PROBLEM DESCRIPTION -> Write out the material exactly, without any of its pictures.

PROVIDED RECORDS ->
_ _ _

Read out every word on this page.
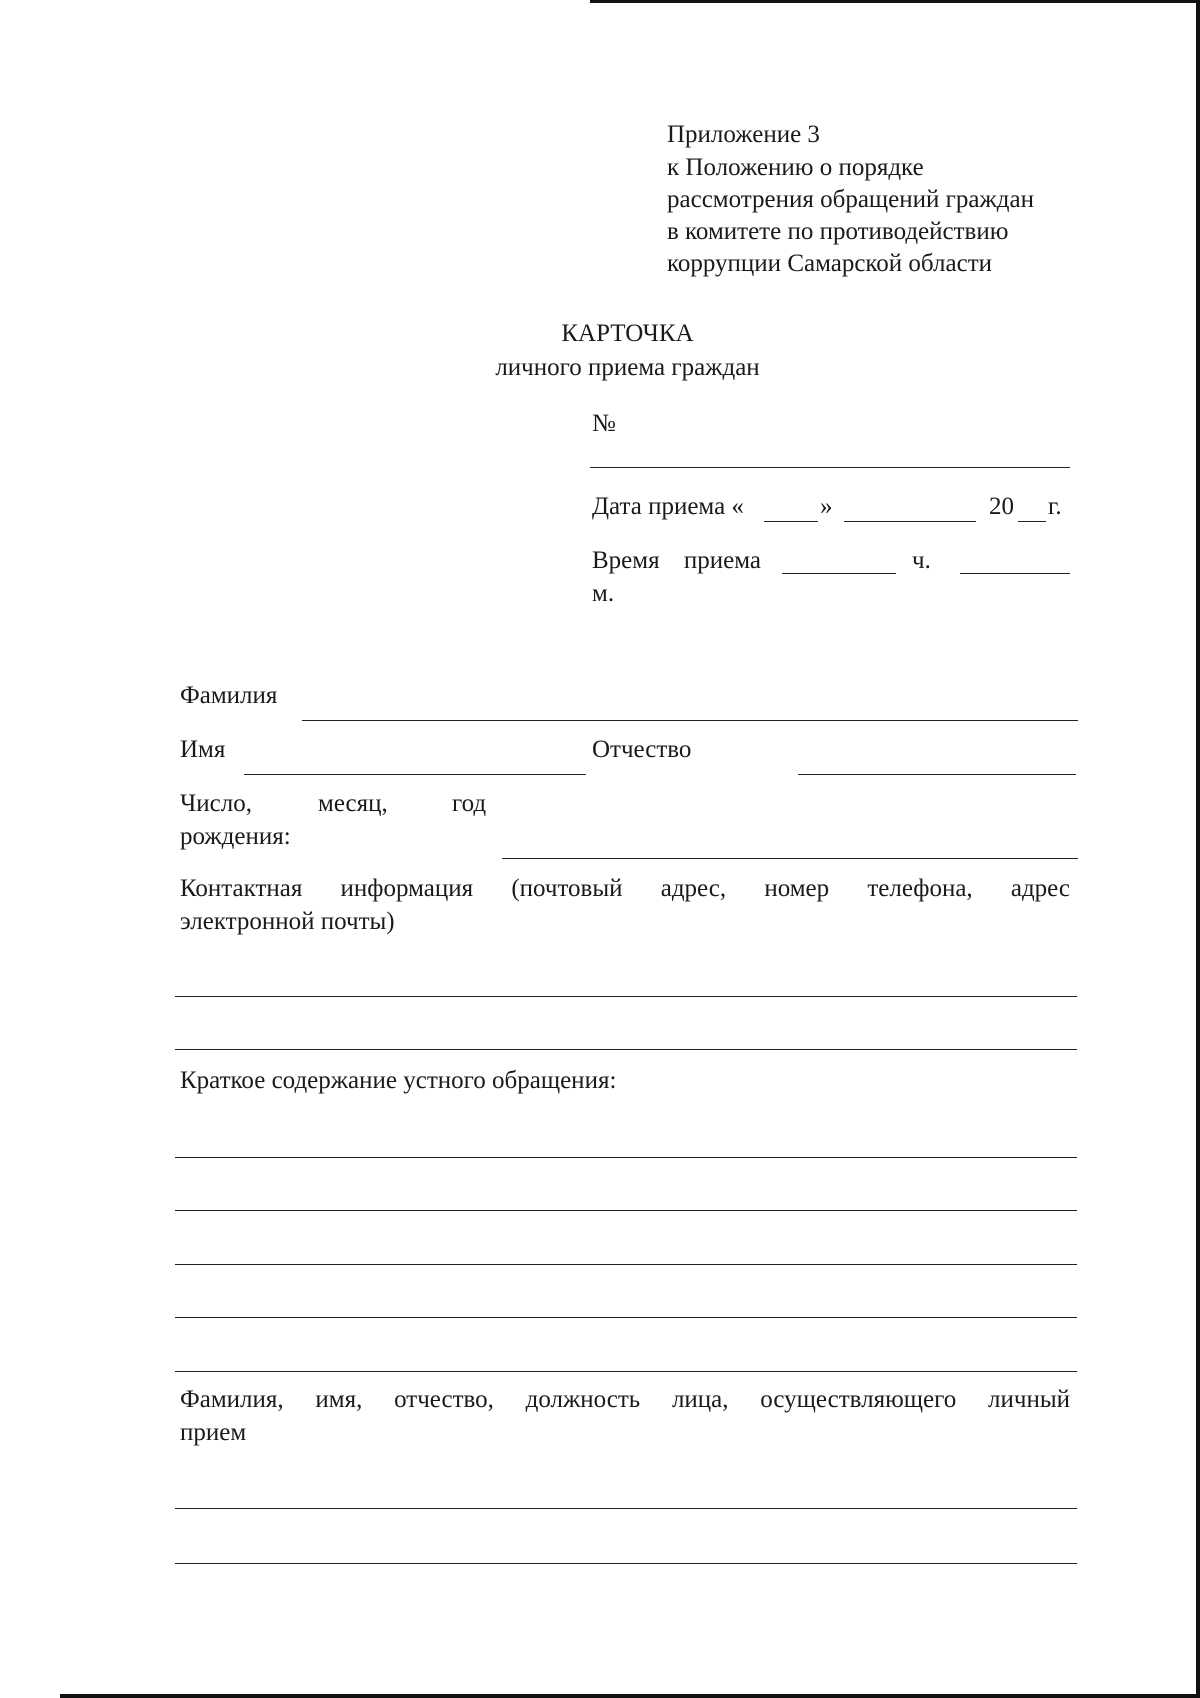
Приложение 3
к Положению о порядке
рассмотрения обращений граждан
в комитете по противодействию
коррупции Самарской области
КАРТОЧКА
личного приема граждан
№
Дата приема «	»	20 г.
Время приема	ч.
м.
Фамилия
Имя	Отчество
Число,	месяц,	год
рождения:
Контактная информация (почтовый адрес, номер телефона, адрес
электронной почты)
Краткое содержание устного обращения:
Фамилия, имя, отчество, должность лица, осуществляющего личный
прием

_ _ _

WORKED ANSWER ->
Read out every word on this page.
Приложение 3
к Положению о порядке
рассмотрения обращений граждан
в комитете по противодействию
коррупции Самарской области
КАРТОЧКА
личного приема граждан
№
Дата приема «	»	20 г.
Время приема	ч.
м.
Фамилия
Имя	Отчество
Число,	месяц,	год
рождения:
Контактная информация (почтовый адрес, номер телефона, адрес
электронной почты)
Краткое содержание устного обращения:
Фамилия, имя, отчество, должность лица, осуществляющего личный
прием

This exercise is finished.